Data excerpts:
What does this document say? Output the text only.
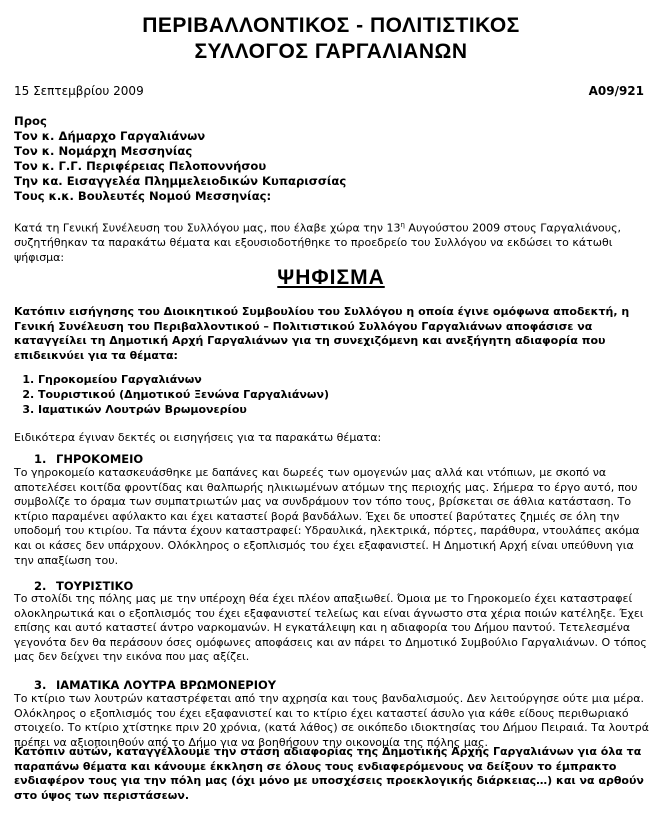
ΠΕΡΙΒΑΛΛΟΝΤΙΚΟΣ - ΠΟΛΙΤΙΣΤΙΚΟΣ
ΣΥΛΛΟΓΟΣ ΓΑΡΓΑΛΙΑΝΩΝ
15 Σεπτεμβρίου 2009	A09/921
Προς
Τον κ. Δήμαρχο Γαργαλιάνων
Τον κ. Νομάρχη Μεσσηνίας
Τον κ. Γ.Γ. Περιφέρειας Πελοποννήσου
Την κα. Εισαγγελέα Πλημμελειοδικών Κυπαρισσίας
Τους κ.κ. Βουλευτές Νομού Μεσσηνίας:
Κατά τη Γενική Συνέλευση του Συλλόγου μας, που έλαβε χώρα την $13^\eta$ Αυγούστου 2009 στους Γαργαλιάνους, συζητήθηκαν τα παρακάτω θέματα και εξουσιοδοτήθηκε το προεδρείο του Συλλόγου να εκδώσει το κάτωθι ψήφισμα:
ΨΗΦΙΣΜΑ
Κατόπιν εισήγησης του Διοικητικού Συμβουλίου του Συλλόγου η οποία έγινε ομόφωνα αποδεκτή, η Γενική Συνέλευση του Περιβαλλοντικού – Πολιτιστικού Συλλόγου Γαργαλιάνων αποφάσισε να καταγγείλει τη Δημοτική Αρχή Γαργαλιάνων για τη συνεχιζόμενη και ανεξήγητη αδιαφορία που επιδεικνύει για τα θέματα:
1. Γηροκομείου Γαργαλιάνων
2. Τουριστικού (Δημοτικού Ξενώνα Γαργαλιάνων)
3. Ιαματικών Λουτρών Βρωμονερίου
Ειδικότερα έγιναν δεκτές οι εισηγήσεις για τα παρακάτω θέματα:
1. ΓΗΡΟΚΟΜΕΙΟ
Το γηροκομείο κατασκευάσθηκε με δαπάνες και δωρεές των ομογενών μας αλλά και ντόπιων, με σκοπό να αποτελέσει κοιτίδα φροντίδας και θαλπωρής ηλικιωμένων ατόμων της περιοχής μας. Σήμερα το έργο αυτό, που συμβολίζε το όραμα των συμπατριωτών μας να συνδράμουν τον τόπο τους, βρίσκεται σε άθλια κατάσταση. Το κτίριο παραμένει αφύλακτο και έχει καταστεί βορά βανδάλων. Έχει δε υποστεί βαρύτατες ζημιές σε όλη την υποδομή του κτιρίου. Τα πάντα έχουν καταστραφεί: Υδραυλικά, ηλεκτρικά, πόρτες, παράθυρα, ντουλάπες ακόμα και οι κάσες δεν υπάρχουν. Ολόκληρος ο εξοπλισμός του έχει εξαφανιστεί. Η Δημοτική Αρχή είναι υπεύθυνη για την απαξίωση του.
2. ΤΟΥΡΙΣΤΙΚΟ
Το στολίδι της πόλης μας με την υπέροχη θέα έχει πλέον απαξιωθεί. Όμοια με το Γηροκομείο έχει καταστραφεί ολοκληρωτικά και ο εξοπλισμός του έχει εξαφανιστεί τελείως και είναι άγνωστο στα χέρια ποιών κατέληξε. Έχει επίσης και αυτό καταστεί άντρο ναρκομανών. Η εγκατάλειψη και η αδιαφορία του Δήμου παντού. Τετελεσμένα γεγονότα δεν θα περάσουν όσες ομόφωνες αποφάσεις και αν πάρει το Δημοτικό Συμβούλιο Γαργαλιάνων. Ο τόπος μας δεν δείχνει την εικόνα που μας αξίζει.
3. ΙΑΜΑΤΙΚΑ ΛΟΥΤΡΑ ΒΡΩΜΟΝΕΡΙΟΥ
Το κτίριο των λουτρών καταστρέφεται από την αχρησία και τους βανδαλισμούς. Δεν λειτούργησε ούτε μια μέρα. Ολόκληρος ο εξοπλισμός του έχει εξαφανιστεί και το κτίριο έχει καταστεί άσυλο για κάθε είδους περιθωριακό στοιχείο. Το κτίριο χτίστηκε πριν 20 χρόνια, (κατά λάθος) σε οικόπεδο ιδιοκτησίας του Δήμου Πειραιά. Τα λουτρά πρέπει να αξιοποιηθούν από το Δήμο για να βοηθήσουν την οικονομία της πόλης μας.
Κατόπιν αυτών, καταγγέλλουμε την στάση αδιαφορίας της Δημοτικής Αρχής Γαργαλιάνων για όλα τα παραπάνω θέματα και κάνουμε έκκληση σε όλους τους ενδιαφερόμενους να δείξουν το έμπρακτο ενδιαφέρον τους για την πόλη μας (όχι μόνο με υποσχέσεις προεκλογικής διάρκειας…) και να αρθούν στο ύψος των περιστάσεων.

▶ _AIM_
Search the entries for the word "πόλης", then gather every line that has it.

▶ _FULL OUTPUT_
Το στολίδι της πόλης μας με την υπέροχη θέα έχει πλέον απαξιωθεί. Όμοια με το Γηροκομείο έχει καταστραφεί ολοκληρωτικά και ο εξοπλισμός του έχει εξαφανιστεί τελείως και είναι άγνωστο στα χέρια ποιών κατέληξε. Έχει επίσης και αυτό καταστεί άντρο ναρκομανών. Η εγκατάλειψη και η αδιαφορία του Δήμου παντού. Τετελεσμένα γεγονότα δεν θα περάσουν όσες ομόφωνες αποφάσεις και αν πάρει το Δημοτικό Συμβούλιο Γαργαλιάνων. Ο τόπος μας δεν δείχνει την εικόνα που μας αξίζει.
Το κτίριο των λουτρών καταστρέφεται από την αχρησία και τους βανδαλισμούς. Δεν λειτούργησε ούτε μια μέρα. Ολόκληρος ο εξοπλισμός του έχει εξαφανιστεί και το κτίριο έχει καταστεί άσυλο για κάθε είδους περιθωριακό στοιχείο. Το κτίριο χτίστηκε πριν 20 χρόνια, (κατά λάθος) σε οικόπεδο ιδιοκτησίας του Δήμου Πειραιά. Τα λουτρά πρέπει να αξιοποιηθούν από το Δήμο για να βοηθήσουν την οικονομία της πόλης μας.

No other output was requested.